**What the task requires:** Please rewrite the lines from the line with "x-tick-label: 50 <box>267 649 282 663</box>" up to and including the line with "legend-label: Validation Loss" as a numbered list, leaving out any blank lines.

Element and box listings
============

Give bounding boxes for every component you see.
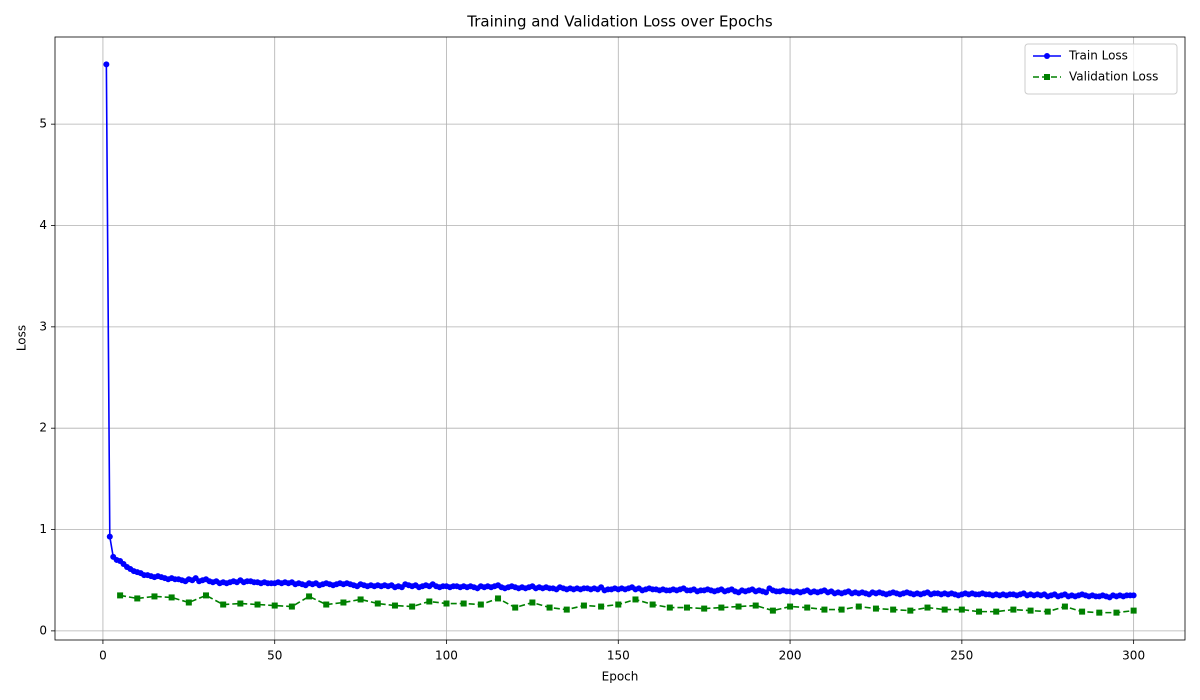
x-tick-label: 50 <box>267 649 282 663</box>
marker <box>1096 609 1103 616</box>
marker <box>151 593 158 600</box>
legend: Train Loss Validation Loss <box>1024 43 1178 95</box>
marker <box>718 604 725 611</box>
x-tick-label: 300 <box>1122 649 1145 663</box>
marker <box>563 606 570 613</box>
marker <box>821 606 828 613</box>
marker <box>1113 609 1120 616</box>
marker <box>306 593 313 600</box>
marker <box>769 607 776 614</box>
marker <box>804 604 811 611</box>
marker <box>958 606 965 613</box>
marker <box>649 601 656 608</box>
marker <box>391 602 398 609</box>
chart-title: Training and Validation Loss over Epochs <box>466 13 773 31</box>
marker <box>1130 607 1137 614</box>
marker <box>374 600 381 607</box>
marker <box>1044 74 1050 80</box>
marker <box>168 594 175 601</box>
marker <box>1044 53 1050 59</box>
y-tick-label: 1 <box>39 522 47 536</box>
legend-label: Validation Loss <box>1069 70 1158 84</box>
marker <box>763 589 770 596</box>
y-tick-label: 4 <box>39 218 47 232</box>
marker <box>546 604 553 611</box>
y-tick-label: 5 <box>39 117 47 131</box>
marker <box>1079 608 1086 615</box>
x-axis-label: Epoch <box>602 670 639 684</box>
x-tick-label: 200 <box>779 649 802 663</box>
y-axis-label: Loss <box>15 325 29 351</box>
marker <box>254 601 261 608</box>
x-tick-label: 150 <box>607 649 630 663</box>
marker <box>735 603 742 610</box>
marker <box>632 596 639 603</box>
marker <box>752 602 759 609</box>
marker <box>106 533 113 540</box>
legend-label: Train Loss <box>1068 49 1128 63</box>
marker <box>683 604 690 611</box>
marker <box>185 599 192 606</box>
marker <box>220 601 227 608</box>
marker <box>202 592 209 599</box>
marker <box>941 606 948 613</box>
marker <box>924 604 931 611</box>
y-tick-label: 2 <box>39 421 47 435</box>
marker <box>615 601 622 608</box>
marker <box>323 601 330 608</box>
marker <box>340 599 347 606</box>
marker <box>1044 608 1051 615</box>
marker <box>495 595 502 602</box>
marker <box>271 602 278 609</box>
marker <box>993 608 1000 615</box>
marker <box>117 592 124 599</box>
marker <box>701 605 708 612</box>
marker <box>1010 606 1017 613</box>
legend-box <box>1024 43 1178 95</box>
marker <box>512 604 519 611</box>
marker <box>426 598 433 605</box>
marker <box>907 607 914 614</box>
marker <box>890 606 897 613</box>
marker <box>443 600 450 607</box>
marker <box>288 603 295 610</box>
marker <box>666 604 673 611</box>
y-tick-label: 3 <box>39 319 47 333</box>
marker <box>529 599 536 606</box>
y-tick-label: 0 <box>39 623 47 637</box>
marker <box>872 605 879 612</box>
marker <box>1061 603 1068 610</box>
marker <box>838 606 845 613</box>
marker <box>409 603 416 610</box>
marker <box>598 603 605 610</box>
plot-frame <box>54 36 1186 641</box>
x-tick-label: 0 <box>99 649 107 663</box>
marker <box>976 608 983 615</box>
marker <box>787 603 794 610</box>
marker <box>1027 607 1034 614</box>
marker <box>357 596 364 603</box>
marker <box>460 600 467 607</box>
series-line <box>105 64 1134 599</box>
x-tick-label: 250 <box>950 649 973 663</box>
x-tick-label: 100 <box>435 649 458 663</box>
marker <box>477 601 484 608</box>
marker <box>134 595 141 602</box>
marker <box>855 603 862 610</box>
marker <box>580 602 587 609</box>
marker <box>103 61 110 68</box>
marker <box>237 600 244 607</box>
marker <box>1130 592 1137 599</box>
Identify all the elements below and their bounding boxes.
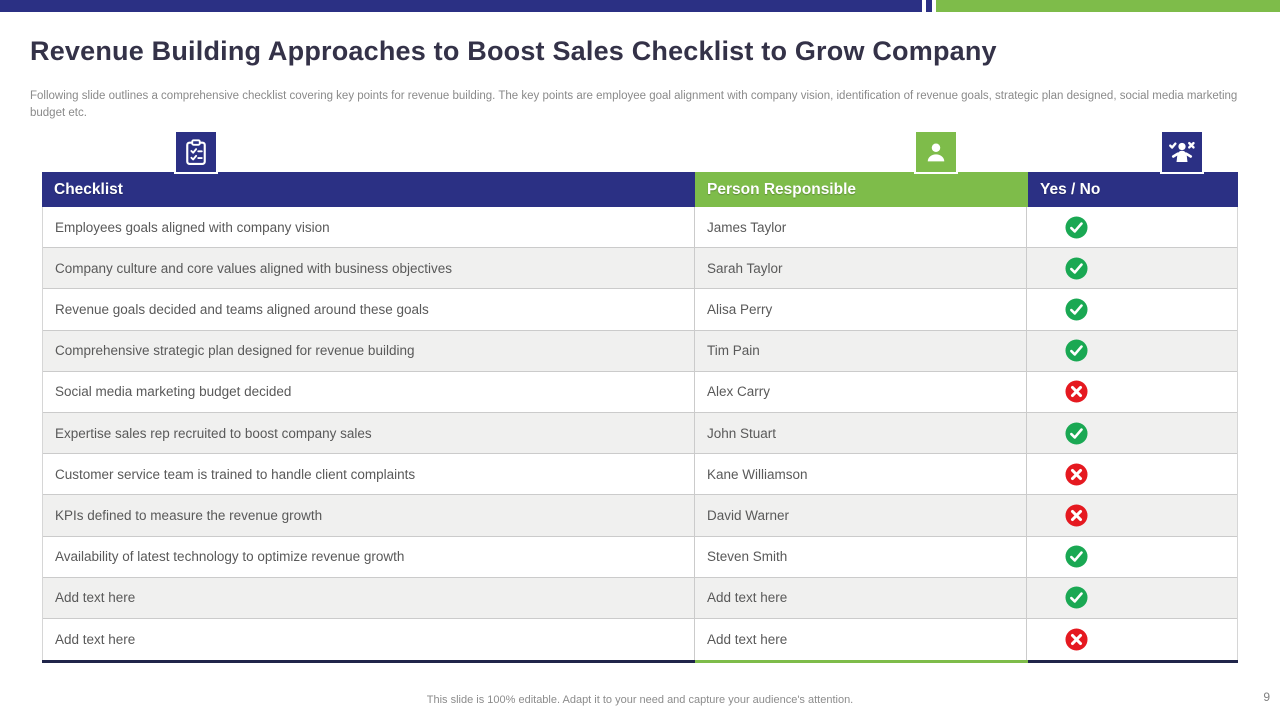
table-row: Expertise sales rep recruited to boost c… [43, 412, 1237, 455]
status-cell [1027, 537, 1237, 577]
status-cell [1027, 619, 1237, 660]
person-cell: Add text here [695, 618, 1027, 661]
header-checklist: Checklist [42, 172, 695, 207]
table-body: Employees goals aligned with company vis… [42, 207, 1238, 661]
checklist-cell: Availability of latest technology to opt… [43, 536, 695, 577]
page-title: Revenue Building Approaches to Boost Sal… [30, 36, 997, 66]
checklist-cell: Expertise sales rep recruited to boost c… [43, 412, 695, 454]
person-yes-no-icon [1160, 130, 1204, 174]
person-cell: Steven Smith [695, 536, 1027, 577]
table-bottom-accent [42, 660, 1238, 663]
check-icon [1065, 339, 1088, 362]
checklist-cell: Social media marketing budget decided [43, 371, 695, 412]
checklist-cell: Add text here [43, 618, 695, 661]
person-cell: James Taylor [695, 207, 1027, 248]
status-cell [1027, 372, 1237, 412]
person-cell: John Stuart [695, 412, 1027, 454]
status-cell [1027, 248, 1237, 288]
table-row: Employees goals aligned with company vis… [43, 207, 1237, 249]
header-yes-no: Yes / No [1028, 172, 1238, 207]
checklist-cell: Employees goals aligned with company vis… [43, 207, 695, 248]
status-cell [1027, 207, 1237, 247]
table-row: Revenue goals decided and teams aligned … [43, 289, 1237, 331]
cross-icon [1065, 380, 1088, 403]
top-bar-gap [932, 0, 936, 12]
top-bar-gap [922, 0, 926, 12]
person-icon [914, 130, 958, 174]
top-bar-green-segment [936, 0, 1280, 12]
cross-icon [1065, 504, 1088, 527]
table-row: Availability of latest technology to opt… [43, 536, 1237, 578]
checklist-cell: Comprehensive strategic plan designed fo… [43, 330, 695, 371]
top-accent-bar [0, 0, 1280, 12]
check-icon [1065, 257, 1088, 280]
footer-note: This slide is 100% editable. Adapt it to… [426, 694, 854, 706]
bottom-accent-green [695, 660, 1028, 663]
status-cell [1027, 413, 1237, 453]
status-cell [1027, 454, 1237, 494]
check-icon [1065, 216, 1088, 239]
person-cell: Alex Carry [695, 371, 1027, 412]
person-cell: Add text here [695, 577, 1027, 618]
header-person-responsible: Person Responsible [695, 172, 1028, 207]
cross-icon [1065, 628, 1088, 651]
cross-icon [1065, 463, 1088, 486]
top-bar-navy-segment [0, 0, 922, 12]
status-cell [1027, 578, 1237, 618]
checklist-cell: Customer service team is trained to hand… [43, 454, 695, 495]
check-icon [1065, 586, 1088, 609]
person-cell: Kane Williamson [695, 454, 1027, 495]
page-subtitle: Following slide outlines a comprehensive… [30, 90, 1238, 119]
checklist-table: Checklist Person Responsible Yes / No Em… [42, 172, 1238, 661]
status-cell [1027, 289, 1237, 329]
table-header-row: Checklist Person Responsible Yes / No [42, 172, 1238, 207]
person-cell: Alisa Perry [695, 289, 1027, 330]
checklist-cell: Add text here [43, 577, 695, 618]
checklist-cell: KPIs defined to measure the revenue grow… [43, 495, 695, 536]
table-row: Customer service team is trained to hand… [43, 454, 1237, 496]
check-icon [1065, 422, 1088, 445]
table-row: KPIs defined to measure the revenue grow… [43, 495, 1237, 537]
status-cell [1027, 495, 1237, 535]
page-number: 9 [1263, 690, 1270, 704]
table-row: Add text here Add text here [43, 577, 1237, 619]
table-row: Company culture and core values aligned … [43, 248, 1237, 290]
clipboard-checklist-icon [174, 130, 218, 174]
top-bar-small-navy-segment [926, 0, 932, 12]
table-row: Comprehensive strategic plan designed fo… [43, 330, 1237, 372]
bottom-accent-navy-right [1028, 660, 1238, 663]
table-row: Add text here Add text here [43, 618, 1237, 661]
table-row: Social media marketing budget decided Al… [43, 371, 1237, 413]
checklist-cell: Company culture and core values aligned … [43, 248, 695, 289]
person-cell: Sarah Taylor [695, 248, 1027, 289]
person-cell: David Warner [695, 495, 1027, 536]
check-icon [1065, 298, 1088, 321]
person-cell: Tim Pain [695, 330, 1027, 371]
checklist-cell: Revenue goals decided and teams aligned … [43, 289, 695, 330]
check-icon [1065, 545, 1088, 568]
bottom-accent-navy-left [42, 660, 695, 663]
status-cell [1027, 331, 1237, 371]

============

**Response below:**
1. x-tick-label: 50 <box>267 649 282 663</box>
2. marker <box>1096 609 1103 616</box>
3. marker <box>151 593 158 600</box>
4. legend: Train Loss Validation Loss <box>1024 43 1178 95</box>
5. marker <box>718 604 725 611</box>
6. x-tick-label: 300 <box>1122 649 1145 663</box>
7. marker <box>563 606 570 613</box>
8. marker <box>821 606 828 613</box>
9. marker <box>1113 609 1120 616</box>
10. marker <box>306 593 313 600</box>
11. marker <box>769 607 776 614</box>
12. marker <box>804 604 811 611</box>
13. marker <box>958 606 965 613</box>
14. marker <box>649 601 656 608</box>
15. marker <box>391 602 398 609</box>
16. chart-title: Training and Validation Loss over Epochs <box>466 13 773 31</box>
17. marker <box>1130 607 1137 614</box>
18. marker <box>374 600 381 607</box>
19. marker <box>1044 74 1050 80</box>
20. marker <box>168 594 175 601</box>
21. marker <box>1044 53 1050 59</box>
22. y-tick-label: 1 <box>39 522 47 536</box>
23. legend-label: Validation Loss <box>1069 70 1158 84</box>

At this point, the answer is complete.